Nice post Laura. Oddly enough, as much as I am connected into social media I happened to hear about this via 1.0 while rearranging furniture in my living room. MJ was certainly pervasive in my childhood years.

What’s also remarkable in your post is the direct access we now have to celebrities and that they have to their fan base … it was interesting how you noted Kevin Spacey’s use of twitter to debunk rumors rather than trying to get a statement out to 1.0 media through a publicist.

All of this speaks to the speed and agility of social media. It’s almost as if the newsroom of old plays out in real time live for everyone to see … from rumor to fact checking to reality.

Web Media Daily – Friday June 26, 2009 | Reinventing Yourself...
Jun 26, 2009 9:27

[...] Michael Jackson and The Twitter Factor [...]

Jun 26, 2009 9:36

Frankly, I heard it the plain old 1.0 way : from the regular news report on the radio this morning … but that’s partly because I’m in Europe, which means that I wasn’t online anymore when the announcement was made!

To do →
1 - Rename "status-dot-icon" to "status-indicator" in the rows, everything from the first one down to the one containing "653, 375, 667)", and give back only those rows with nothing else changed.
2 - Continue the comment thread on Michael Jackson and the Twitter factor from the point where it stops.
The comment thread and the rows are separate material.

Data →
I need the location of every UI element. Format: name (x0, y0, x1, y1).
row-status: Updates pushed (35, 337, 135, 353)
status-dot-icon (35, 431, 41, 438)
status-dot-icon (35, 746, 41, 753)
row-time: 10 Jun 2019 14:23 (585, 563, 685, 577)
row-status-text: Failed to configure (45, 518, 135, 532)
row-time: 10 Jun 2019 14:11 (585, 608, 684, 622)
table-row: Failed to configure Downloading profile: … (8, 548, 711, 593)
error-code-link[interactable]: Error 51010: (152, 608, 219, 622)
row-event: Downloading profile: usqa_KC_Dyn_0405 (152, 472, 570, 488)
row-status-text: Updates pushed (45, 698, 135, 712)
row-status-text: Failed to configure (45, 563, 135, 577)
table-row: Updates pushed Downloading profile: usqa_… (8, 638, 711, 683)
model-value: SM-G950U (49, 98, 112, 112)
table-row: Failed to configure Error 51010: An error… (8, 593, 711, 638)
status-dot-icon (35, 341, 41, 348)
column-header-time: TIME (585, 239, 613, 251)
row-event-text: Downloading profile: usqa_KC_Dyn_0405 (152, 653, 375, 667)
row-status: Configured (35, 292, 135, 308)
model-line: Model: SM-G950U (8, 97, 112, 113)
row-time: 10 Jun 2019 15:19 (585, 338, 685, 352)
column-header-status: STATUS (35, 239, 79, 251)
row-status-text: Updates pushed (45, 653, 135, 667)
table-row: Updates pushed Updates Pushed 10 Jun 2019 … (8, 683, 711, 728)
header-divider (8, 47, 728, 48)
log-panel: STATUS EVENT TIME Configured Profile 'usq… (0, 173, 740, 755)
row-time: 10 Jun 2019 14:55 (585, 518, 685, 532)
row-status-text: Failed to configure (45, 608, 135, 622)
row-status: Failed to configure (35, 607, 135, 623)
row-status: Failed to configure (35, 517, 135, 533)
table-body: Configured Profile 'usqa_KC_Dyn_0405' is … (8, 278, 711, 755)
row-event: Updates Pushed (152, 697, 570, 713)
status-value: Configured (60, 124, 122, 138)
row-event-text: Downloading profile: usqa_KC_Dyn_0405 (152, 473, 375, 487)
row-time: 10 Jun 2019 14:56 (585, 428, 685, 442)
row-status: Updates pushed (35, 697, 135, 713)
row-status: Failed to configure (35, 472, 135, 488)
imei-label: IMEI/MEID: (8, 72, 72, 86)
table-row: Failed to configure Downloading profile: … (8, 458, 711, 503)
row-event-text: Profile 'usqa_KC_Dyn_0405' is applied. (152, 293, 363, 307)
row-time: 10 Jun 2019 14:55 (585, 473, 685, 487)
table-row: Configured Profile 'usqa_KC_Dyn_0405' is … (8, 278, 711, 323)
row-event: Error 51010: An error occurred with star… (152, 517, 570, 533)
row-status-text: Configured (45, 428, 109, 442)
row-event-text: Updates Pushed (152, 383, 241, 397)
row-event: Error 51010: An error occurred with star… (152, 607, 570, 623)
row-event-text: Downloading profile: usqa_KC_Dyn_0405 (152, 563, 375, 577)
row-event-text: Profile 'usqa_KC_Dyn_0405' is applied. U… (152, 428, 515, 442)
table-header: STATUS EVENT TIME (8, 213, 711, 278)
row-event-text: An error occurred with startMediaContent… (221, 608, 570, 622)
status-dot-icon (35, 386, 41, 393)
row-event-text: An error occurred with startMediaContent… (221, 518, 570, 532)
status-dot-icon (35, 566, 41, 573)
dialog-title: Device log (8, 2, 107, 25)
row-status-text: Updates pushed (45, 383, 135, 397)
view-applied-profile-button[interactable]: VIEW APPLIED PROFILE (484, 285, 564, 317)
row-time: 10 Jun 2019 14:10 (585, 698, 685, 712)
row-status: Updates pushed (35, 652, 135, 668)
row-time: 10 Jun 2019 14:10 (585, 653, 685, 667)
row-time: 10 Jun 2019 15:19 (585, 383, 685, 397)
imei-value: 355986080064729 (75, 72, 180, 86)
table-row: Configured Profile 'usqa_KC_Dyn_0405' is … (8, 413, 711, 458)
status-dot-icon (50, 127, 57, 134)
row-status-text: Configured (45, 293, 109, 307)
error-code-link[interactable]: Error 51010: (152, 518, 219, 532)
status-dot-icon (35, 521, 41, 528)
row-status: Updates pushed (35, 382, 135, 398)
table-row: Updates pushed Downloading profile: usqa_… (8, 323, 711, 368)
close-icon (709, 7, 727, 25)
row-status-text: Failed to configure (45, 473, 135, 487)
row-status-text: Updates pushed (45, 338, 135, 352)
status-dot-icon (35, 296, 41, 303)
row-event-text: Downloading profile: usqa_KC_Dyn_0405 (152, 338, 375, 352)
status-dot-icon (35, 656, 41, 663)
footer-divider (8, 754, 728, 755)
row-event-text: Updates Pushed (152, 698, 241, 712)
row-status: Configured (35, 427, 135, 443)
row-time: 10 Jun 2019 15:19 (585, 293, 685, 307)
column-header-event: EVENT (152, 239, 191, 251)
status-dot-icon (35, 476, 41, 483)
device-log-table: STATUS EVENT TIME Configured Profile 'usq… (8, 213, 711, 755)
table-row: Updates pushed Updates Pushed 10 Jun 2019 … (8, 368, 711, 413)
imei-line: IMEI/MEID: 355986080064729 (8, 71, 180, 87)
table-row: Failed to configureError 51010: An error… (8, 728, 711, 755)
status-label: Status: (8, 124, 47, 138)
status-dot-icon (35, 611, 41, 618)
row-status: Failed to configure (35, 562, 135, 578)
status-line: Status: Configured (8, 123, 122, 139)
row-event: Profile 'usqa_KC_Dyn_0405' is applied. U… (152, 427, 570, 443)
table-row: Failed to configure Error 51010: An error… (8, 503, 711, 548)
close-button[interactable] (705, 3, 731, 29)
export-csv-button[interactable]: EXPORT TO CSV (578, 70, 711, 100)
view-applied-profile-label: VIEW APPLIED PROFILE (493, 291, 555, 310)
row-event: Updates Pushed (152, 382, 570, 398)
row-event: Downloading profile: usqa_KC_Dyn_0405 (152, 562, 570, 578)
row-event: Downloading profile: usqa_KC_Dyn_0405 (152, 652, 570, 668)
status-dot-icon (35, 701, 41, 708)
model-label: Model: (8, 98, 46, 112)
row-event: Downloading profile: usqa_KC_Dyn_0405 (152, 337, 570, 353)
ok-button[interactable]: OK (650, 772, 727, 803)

Task responses →
1 -
I need the location of every UI element. Format: name (x0, y0, x1, y1).
row-status: Updates pushed (35, 337, 135, 353)
status-indicator (35, 431, 41, 438)
status-indicator (35, 746, 41, 753)
row-time: 10 Jun 2019 14:23 (585, 563, 685, 577)
row-status-text: Failed to configure (45, 518, 135, 532)
row-time: 10 Jun 2019 14:11 (585, 608, 684, 622)
table-row: Failed to configure Downloading profile: … (8, 548, 711, 593)
error-code-link[interactable]: Error 51010: (152, 608, 219, 622)
row-event: Downloading profile: usqa_KC_Dyn_0405 (152, 472, 570, 488)
row-status-text: Updates pushed (45, 698, 135, 712)
row-status-text: Failed to configure (45, 563, 135, 577)
table-row: Updates pushed Downloading profile: usqa_… (8, 638, 711, 683)
model-value: SM-G950U (49, 98, 112, 112)
table-row: Failed to configure Error 51010: An error… (8, 593, 711, 638)
status-indicator (35, 341, 41, 348)
column-header-time: TIME (585, 239, 613, 251)
row-event-text: Downloading profile: usqa_KC_Dyn_0405 (152, 653, 375, 667)

2 -
crashroots — Blog — Michael Jackson and The Twitter Factor
Jun 26, 2009 10:09

[...] and online sources are scooping more mainstream news outlets? Maybe they are the new mainstream? Read more at wikinomics VN:F [1.4.6_730]please wait…Rating: 0.0/10 (0 votes cast) [...]

Jun 26, 2009 13:45

Great article! This information gives one a lot to think about the way we connect with each other. I heard about MJ’s death from a family member.

Mike Dover
Jun 27, 2009 1:52

I heard about it on the radio while in a cab from CDG to Montmatre. That’s old school.

Laura Carrilo
Jun 27, 2009 21:49

Thank you for the responses, interesting to hear how the news spread. Personally I was watching my Twitter feeds which reported his passing, while watching CNN which was still reporting he was in a coma.

Adam Clarke
Jul 9, 2009 12:33

Strangely enough, I too heard the news on the radio here in Dublin, Ireland. With that said, it does a job to compare radio comparatively to 2.0/3.0 mediums with TV being the new outcast.

While working and in personal downtime, one is far more likely to have the radio on (while working, going about chores, chatting with friends).

Is television becoming an unsociable medium? Yes, I tuned in to see what so-called ‘experts’ were saying and to guage an official point of view and, perhaps, to get TOTAL confirmation that events were ‘real’.

However, there are more and more resources online with a TRUSTED voice. There will soon be a collaborative network of traditional and consumer generated news content (user rated etc) that will be THE channel. This will be online. Collaborate, fuse and collect data and give it an official stamp. It’s happening now.

Interesting thread. Thanks!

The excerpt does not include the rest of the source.